EXERCISE AIM: Pull out every line below that holds the word "this".

# # # #

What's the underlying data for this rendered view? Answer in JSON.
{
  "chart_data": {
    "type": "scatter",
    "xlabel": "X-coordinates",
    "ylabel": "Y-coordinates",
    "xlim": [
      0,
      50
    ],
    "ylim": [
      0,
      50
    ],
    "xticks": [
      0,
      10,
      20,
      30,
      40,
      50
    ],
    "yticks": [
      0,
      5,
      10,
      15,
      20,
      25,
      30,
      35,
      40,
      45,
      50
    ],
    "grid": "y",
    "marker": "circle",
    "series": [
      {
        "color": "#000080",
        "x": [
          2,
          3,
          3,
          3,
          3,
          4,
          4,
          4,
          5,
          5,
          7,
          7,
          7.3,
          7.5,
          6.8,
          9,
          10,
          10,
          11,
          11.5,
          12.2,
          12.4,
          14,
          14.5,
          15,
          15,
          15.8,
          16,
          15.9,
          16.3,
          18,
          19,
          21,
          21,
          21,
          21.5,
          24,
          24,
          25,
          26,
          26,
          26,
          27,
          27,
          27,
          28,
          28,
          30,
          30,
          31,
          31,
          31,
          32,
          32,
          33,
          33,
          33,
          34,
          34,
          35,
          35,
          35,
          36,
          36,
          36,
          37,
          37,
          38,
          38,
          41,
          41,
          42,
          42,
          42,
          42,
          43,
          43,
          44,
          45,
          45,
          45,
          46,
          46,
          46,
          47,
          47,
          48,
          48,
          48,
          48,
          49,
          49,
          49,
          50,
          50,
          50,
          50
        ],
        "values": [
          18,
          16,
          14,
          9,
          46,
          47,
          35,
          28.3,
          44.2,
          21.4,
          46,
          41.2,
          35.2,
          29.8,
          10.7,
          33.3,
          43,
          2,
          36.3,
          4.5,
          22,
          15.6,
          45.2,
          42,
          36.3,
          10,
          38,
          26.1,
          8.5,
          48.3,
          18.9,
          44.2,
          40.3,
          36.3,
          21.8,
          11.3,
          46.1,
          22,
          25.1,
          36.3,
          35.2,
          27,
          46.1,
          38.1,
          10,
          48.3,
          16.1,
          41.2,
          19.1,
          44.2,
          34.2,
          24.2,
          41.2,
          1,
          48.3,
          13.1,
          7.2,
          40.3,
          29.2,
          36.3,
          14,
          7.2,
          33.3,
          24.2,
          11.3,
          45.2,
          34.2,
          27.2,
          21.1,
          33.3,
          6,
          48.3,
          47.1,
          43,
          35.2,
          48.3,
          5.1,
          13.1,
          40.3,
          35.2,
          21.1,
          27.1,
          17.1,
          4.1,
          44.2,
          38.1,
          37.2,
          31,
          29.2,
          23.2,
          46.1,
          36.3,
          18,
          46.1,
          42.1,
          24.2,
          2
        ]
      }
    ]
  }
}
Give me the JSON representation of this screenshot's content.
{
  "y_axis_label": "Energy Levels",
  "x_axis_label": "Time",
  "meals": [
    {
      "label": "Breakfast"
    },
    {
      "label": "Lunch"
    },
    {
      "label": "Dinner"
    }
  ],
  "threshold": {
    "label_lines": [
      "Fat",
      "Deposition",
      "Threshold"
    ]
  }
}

# # # #

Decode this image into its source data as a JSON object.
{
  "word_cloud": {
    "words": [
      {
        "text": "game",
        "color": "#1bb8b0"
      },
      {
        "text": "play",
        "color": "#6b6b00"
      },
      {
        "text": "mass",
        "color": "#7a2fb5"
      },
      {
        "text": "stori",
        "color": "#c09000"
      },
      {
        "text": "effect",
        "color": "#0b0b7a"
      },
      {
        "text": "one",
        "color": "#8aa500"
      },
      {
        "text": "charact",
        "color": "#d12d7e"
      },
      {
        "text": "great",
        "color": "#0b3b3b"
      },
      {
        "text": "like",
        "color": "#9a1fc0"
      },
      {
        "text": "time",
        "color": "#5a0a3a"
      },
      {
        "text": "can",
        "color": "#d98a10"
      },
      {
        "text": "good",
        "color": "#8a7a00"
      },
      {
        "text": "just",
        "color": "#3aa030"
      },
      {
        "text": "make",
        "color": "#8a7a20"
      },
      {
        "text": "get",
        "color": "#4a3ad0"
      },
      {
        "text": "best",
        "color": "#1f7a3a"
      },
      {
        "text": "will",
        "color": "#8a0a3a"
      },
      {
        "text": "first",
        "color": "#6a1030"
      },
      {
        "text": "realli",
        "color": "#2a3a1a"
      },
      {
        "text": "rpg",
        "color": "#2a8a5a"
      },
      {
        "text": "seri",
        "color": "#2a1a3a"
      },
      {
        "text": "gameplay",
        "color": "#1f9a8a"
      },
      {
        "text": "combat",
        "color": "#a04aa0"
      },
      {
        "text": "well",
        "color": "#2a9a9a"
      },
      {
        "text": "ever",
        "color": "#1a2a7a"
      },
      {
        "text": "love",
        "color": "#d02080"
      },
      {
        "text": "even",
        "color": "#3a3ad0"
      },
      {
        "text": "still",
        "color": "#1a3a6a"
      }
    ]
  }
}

# # # #

RESPONSE TO THE TASK:
What's the underlying data for this rendered view? Answer in JSON.
Give me the JSON representation of this screenshot's content.
Decode this image into its source data as a JSON object.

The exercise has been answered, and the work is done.